#### [Given data]
— Begin —

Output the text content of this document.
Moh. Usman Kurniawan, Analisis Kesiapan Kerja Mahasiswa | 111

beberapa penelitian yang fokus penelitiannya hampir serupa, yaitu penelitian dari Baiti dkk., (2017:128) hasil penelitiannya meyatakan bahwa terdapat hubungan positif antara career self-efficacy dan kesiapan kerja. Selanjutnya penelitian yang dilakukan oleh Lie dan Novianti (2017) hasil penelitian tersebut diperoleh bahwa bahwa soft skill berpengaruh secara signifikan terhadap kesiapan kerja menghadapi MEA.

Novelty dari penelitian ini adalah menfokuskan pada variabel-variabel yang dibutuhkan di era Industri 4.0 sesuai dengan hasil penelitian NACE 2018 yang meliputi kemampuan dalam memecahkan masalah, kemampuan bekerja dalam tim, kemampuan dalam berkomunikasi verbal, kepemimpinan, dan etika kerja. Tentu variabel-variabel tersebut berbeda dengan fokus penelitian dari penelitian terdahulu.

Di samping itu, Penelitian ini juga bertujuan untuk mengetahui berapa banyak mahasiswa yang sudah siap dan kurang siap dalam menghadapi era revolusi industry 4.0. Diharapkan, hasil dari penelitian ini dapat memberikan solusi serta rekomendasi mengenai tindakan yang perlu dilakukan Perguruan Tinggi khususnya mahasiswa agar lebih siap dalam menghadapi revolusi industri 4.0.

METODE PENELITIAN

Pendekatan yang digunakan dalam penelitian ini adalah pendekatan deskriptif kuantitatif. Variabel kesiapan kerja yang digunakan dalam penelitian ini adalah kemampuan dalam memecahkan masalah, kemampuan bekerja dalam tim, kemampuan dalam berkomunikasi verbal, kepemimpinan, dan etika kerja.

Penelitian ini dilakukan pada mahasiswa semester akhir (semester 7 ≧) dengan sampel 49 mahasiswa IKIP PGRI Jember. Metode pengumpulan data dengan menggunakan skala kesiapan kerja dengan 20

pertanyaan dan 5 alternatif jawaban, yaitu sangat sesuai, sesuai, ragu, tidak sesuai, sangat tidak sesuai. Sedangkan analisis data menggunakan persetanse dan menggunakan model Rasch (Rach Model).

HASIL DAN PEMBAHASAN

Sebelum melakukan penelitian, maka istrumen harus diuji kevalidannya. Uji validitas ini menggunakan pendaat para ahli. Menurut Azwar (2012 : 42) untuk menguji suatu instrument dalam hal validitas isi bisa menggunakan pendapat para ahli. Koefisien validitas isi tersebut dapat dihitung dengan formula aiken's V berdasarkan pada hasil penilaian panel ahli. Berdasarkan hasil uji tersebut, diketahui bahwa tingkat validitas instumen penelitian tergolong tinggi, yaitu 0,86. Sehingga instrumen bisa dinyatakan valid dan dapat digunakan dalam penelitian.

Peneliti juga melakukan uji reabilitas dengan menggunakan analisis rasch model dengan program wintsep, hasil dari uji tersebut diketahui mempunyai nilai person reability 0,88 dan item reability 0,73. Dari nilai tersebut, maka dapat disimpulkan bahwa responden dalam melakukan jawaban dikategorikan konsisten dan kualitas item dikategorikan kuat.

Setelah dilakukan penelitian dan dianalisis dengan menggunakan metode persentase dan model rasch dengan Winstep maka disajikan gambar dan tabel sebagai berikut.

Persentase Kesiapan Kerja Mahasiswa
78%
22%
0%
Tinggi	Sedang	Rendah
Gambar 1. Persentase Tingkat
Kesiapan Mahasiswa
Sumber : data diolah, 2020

— End —

#### [The problem]
Identify the lines of the entries containing the string "kepemimpinan". Copy each such line.

#### [Solution]
Novelty dari penelitian ini adalah menfokuskan pada variabel-variabel yang dibutuhkan di era Industri 4.0 sesuai dengan hasil penelitian NACE 2018 yang meliputi kemampuan dalam memecahkan masalah, kemampuan bekerja dalam tim, kemampuan dalam berkomunikasi verbal, kepemimpinan, dan etika kerja. Tentu variabel-variabel tersebut berbeda dengan fokus penelitian dari penelitian terdahulu.
Pendekatan yang digunakan dalam penelitian ini adalah pendekatan deskriptif kuantitatif. Variabel kesiapan kerja yang digunakan dalam penelitian ini adalah kemampuan dalam memecahkan masalah, kemampuan bekerja dalam tim, kemampuan dalam berkomunikasi verbal, kepemimpinan, dan etika kerja.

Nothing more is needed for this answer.